> Task to carry out
Count lines with the string "frac" in them. State the number alone.

[Some records]

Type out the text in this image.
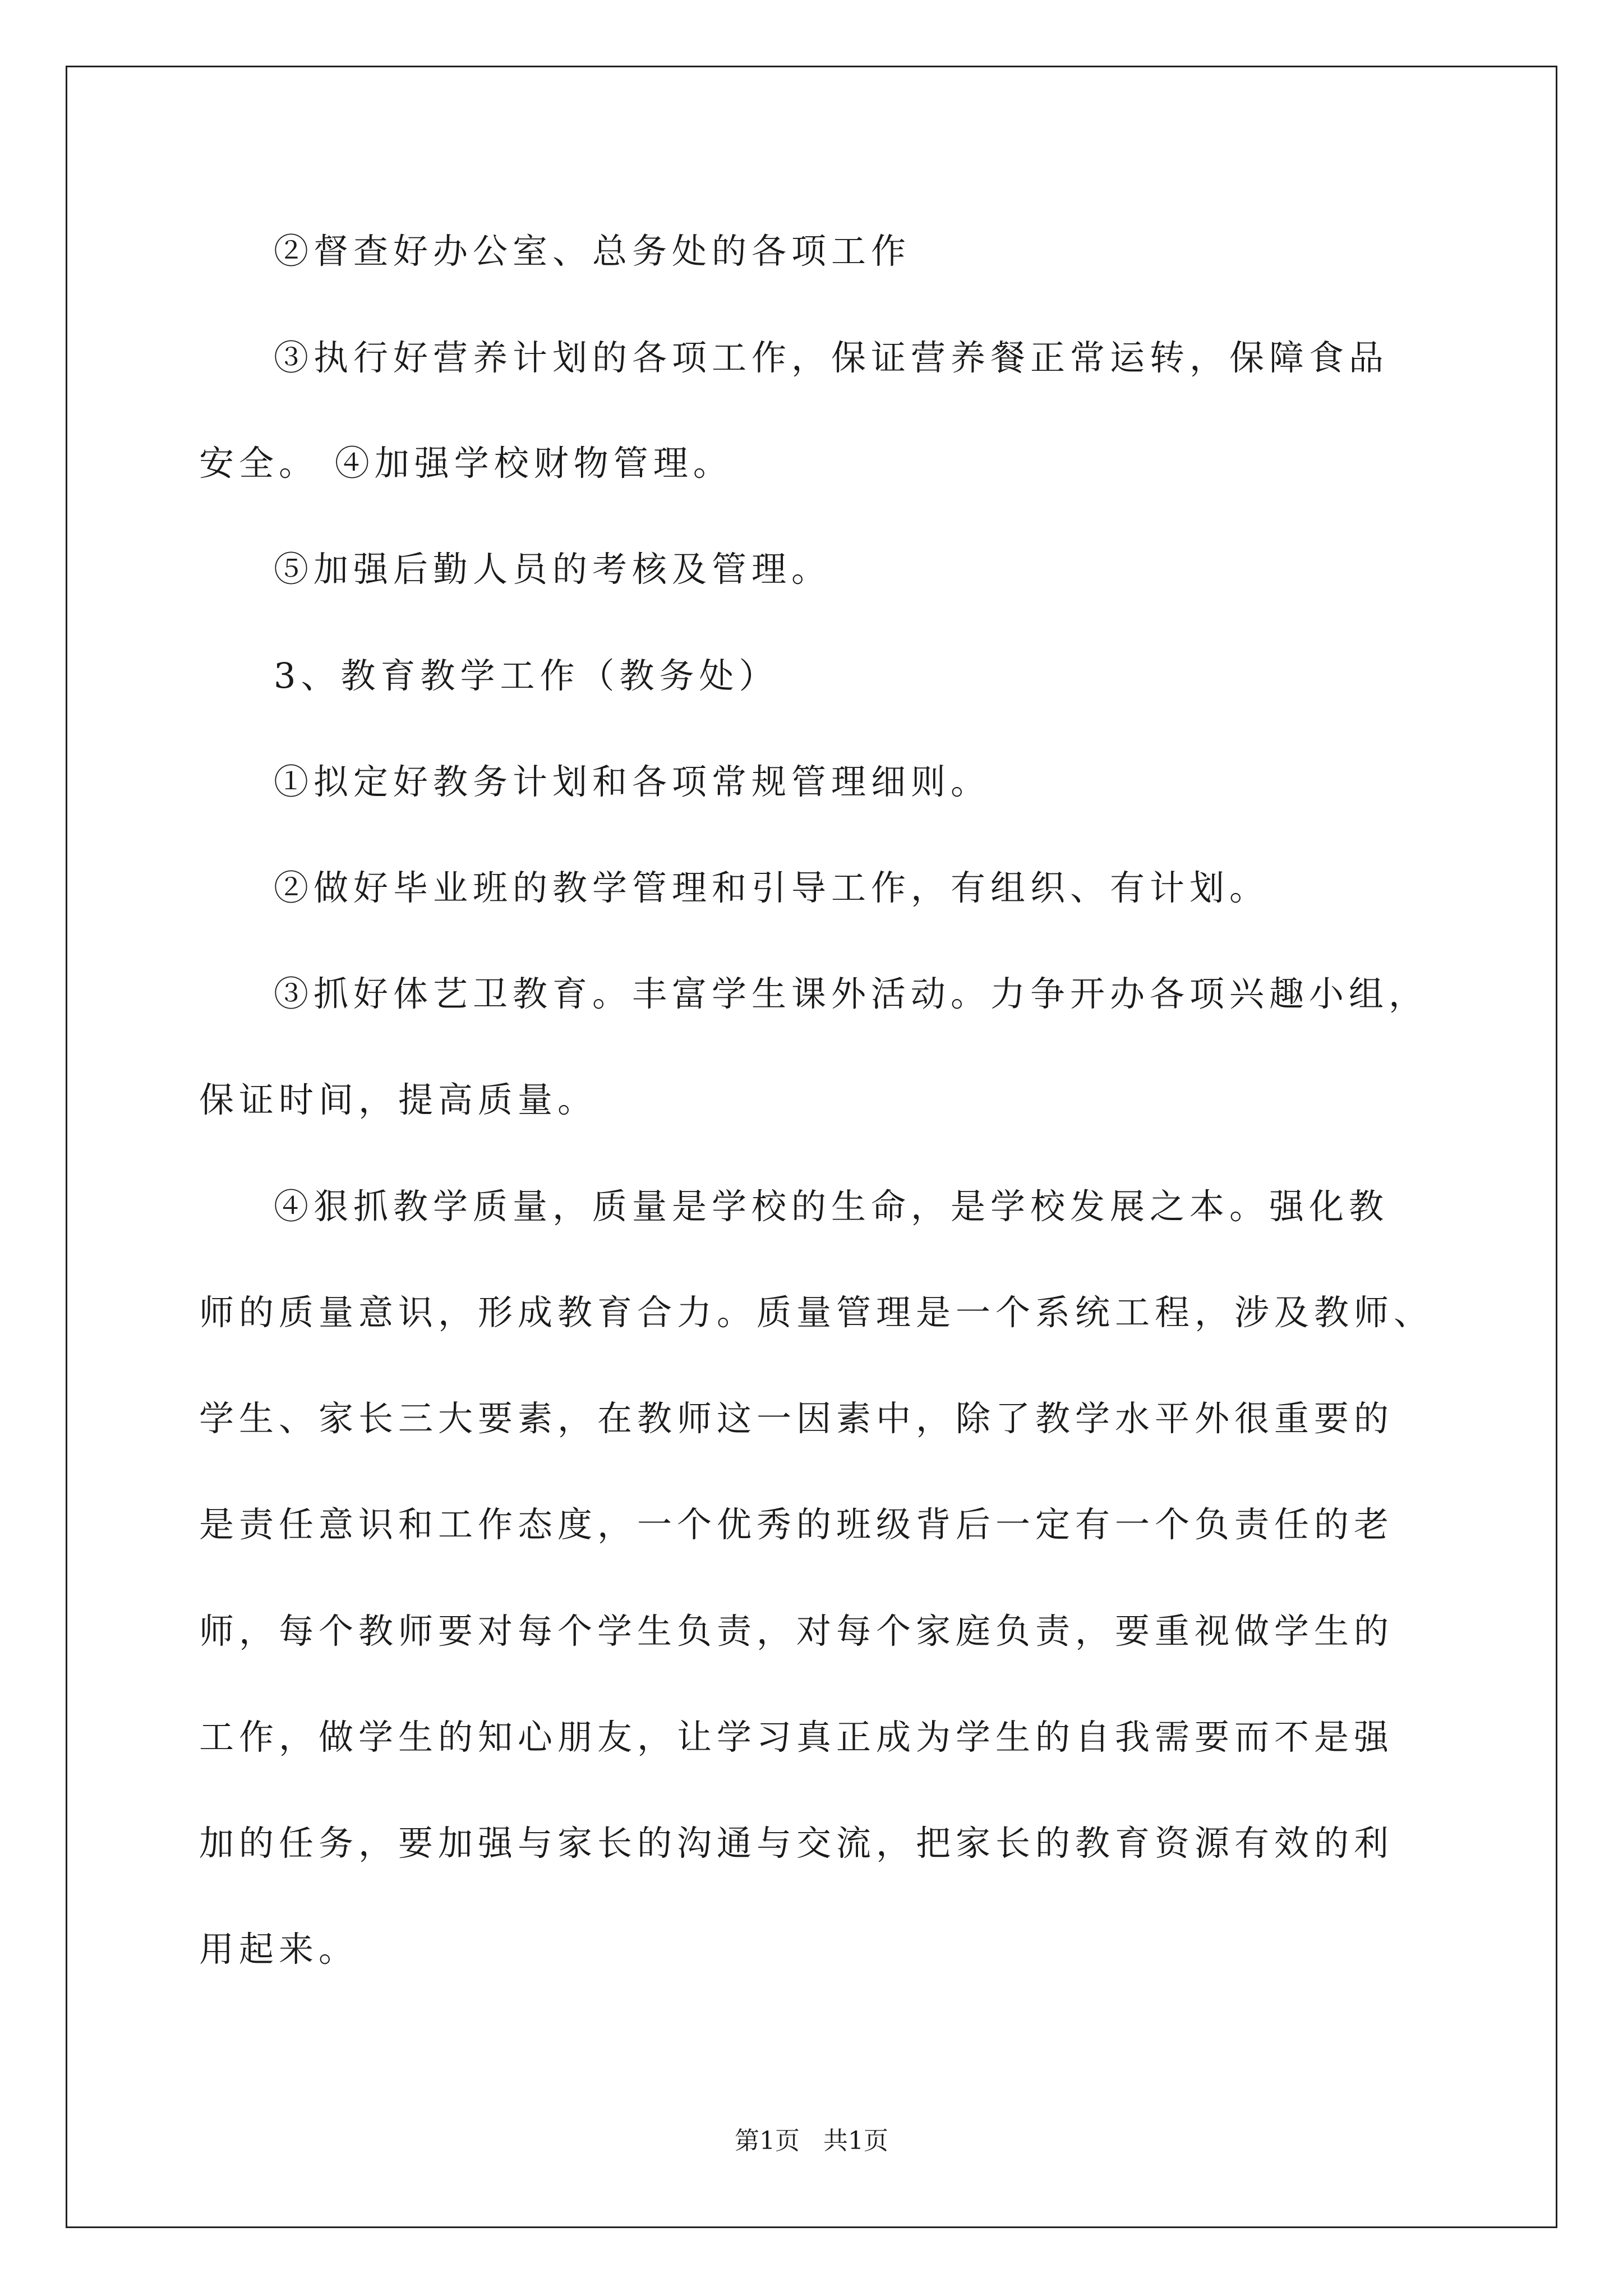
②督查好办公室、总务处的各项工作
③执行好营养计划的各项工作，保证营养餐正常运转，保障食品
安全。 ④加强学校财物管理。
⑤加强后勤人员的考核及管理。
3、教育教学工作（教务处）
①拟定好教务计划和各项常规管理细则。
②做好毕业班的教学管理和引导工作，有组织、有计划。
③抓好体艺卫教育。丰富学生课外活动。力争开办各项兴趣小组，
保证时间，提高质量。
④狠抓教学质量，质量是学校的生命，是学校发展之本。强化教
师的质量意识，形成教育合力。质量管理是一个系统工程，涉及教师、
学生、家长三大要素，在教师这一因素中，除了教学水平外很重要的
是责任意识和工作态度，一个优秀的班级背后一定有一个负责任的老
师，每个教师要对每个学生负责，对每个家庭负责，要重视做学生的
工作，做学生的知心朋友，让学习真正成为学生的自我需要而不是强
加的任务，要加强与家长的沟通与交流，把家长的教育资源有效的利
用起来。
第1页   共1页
* * *
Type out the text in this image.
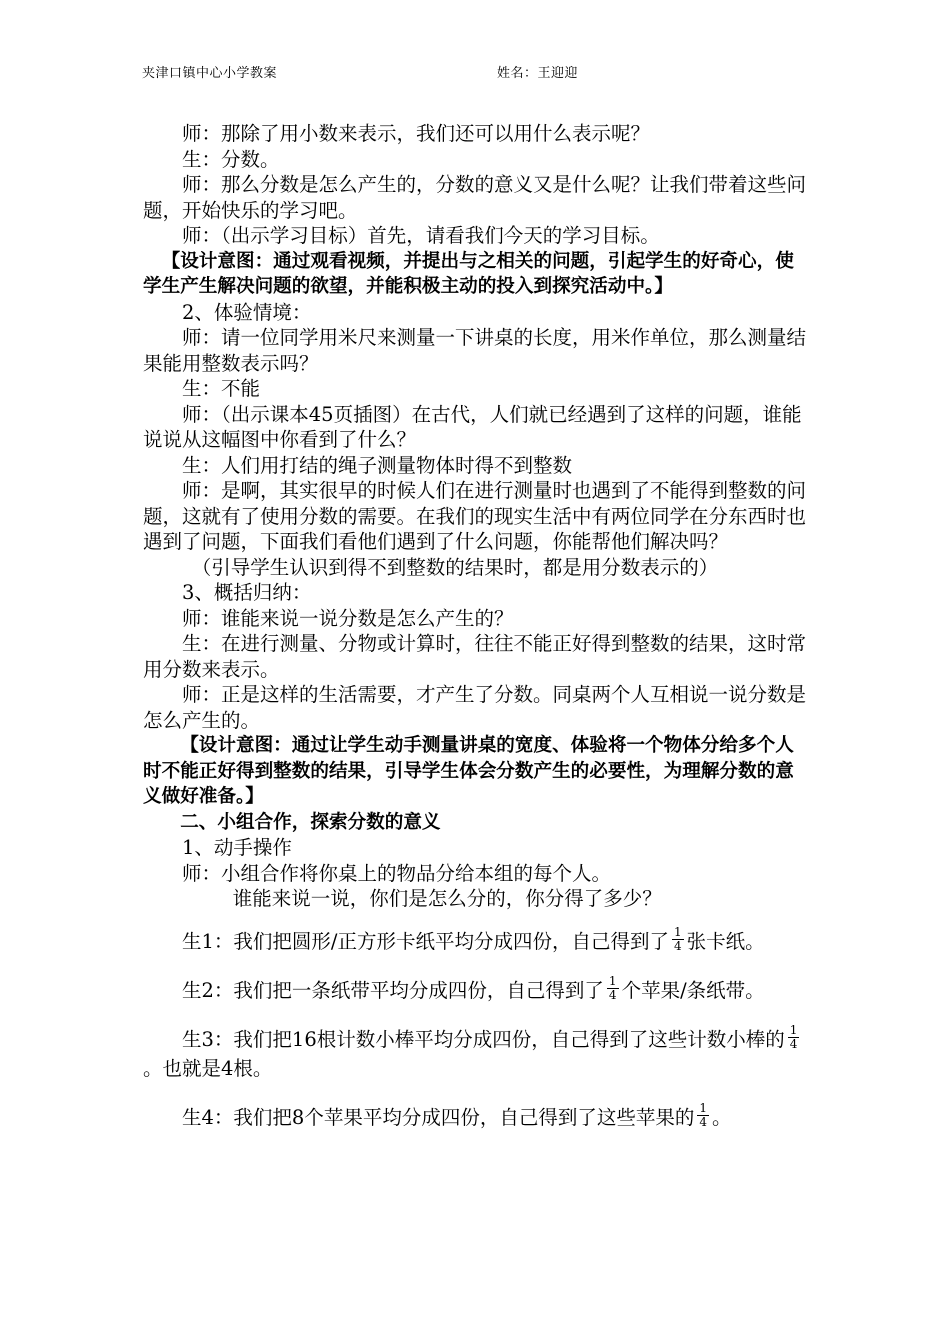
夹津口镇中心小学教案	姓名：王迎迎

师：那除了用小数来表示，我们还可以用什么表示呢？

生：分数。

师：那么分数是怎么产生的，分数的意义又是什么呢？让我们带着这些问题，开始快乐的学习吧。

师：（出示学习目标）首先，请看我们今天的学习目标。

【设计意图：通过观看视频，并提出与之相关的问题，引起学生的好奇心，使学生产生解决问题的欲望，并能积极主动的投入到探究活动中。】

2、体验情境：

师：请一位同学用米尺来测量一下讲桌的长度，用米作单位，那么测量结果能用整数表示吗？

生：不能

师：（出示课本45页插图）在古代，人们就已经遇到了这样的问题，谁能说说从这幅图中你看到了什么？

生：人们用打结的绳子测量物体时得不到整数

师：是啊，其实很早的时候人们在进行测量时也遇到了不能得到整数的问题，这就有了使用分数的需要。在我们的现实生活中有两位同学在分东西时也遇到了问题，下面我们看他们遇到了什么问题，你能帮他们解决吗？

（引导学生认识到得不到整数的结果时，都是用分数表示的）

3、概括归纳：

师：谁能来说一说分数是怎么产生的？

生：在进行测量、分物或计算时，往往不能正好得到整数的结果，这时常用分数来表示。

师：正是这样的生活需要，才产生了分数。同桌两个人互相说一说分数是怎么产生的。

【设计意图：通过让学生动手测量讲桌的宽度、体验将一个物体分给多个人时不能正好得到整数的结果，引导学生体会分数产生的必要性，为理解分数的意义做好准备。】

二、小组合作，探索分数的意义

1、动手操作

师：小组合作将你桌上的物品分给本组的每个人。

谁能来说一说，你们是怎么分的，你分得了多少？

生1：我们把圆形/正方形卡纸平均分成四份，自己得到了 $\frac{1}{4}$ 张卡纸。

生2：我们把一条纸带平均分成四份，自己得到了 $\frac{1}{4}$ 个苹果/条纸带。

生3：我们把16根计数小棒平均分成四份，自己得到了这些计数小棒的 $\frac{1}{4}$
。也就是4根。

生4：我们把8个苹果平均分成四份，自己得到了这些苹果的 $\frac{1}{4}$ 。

> Output for this task
4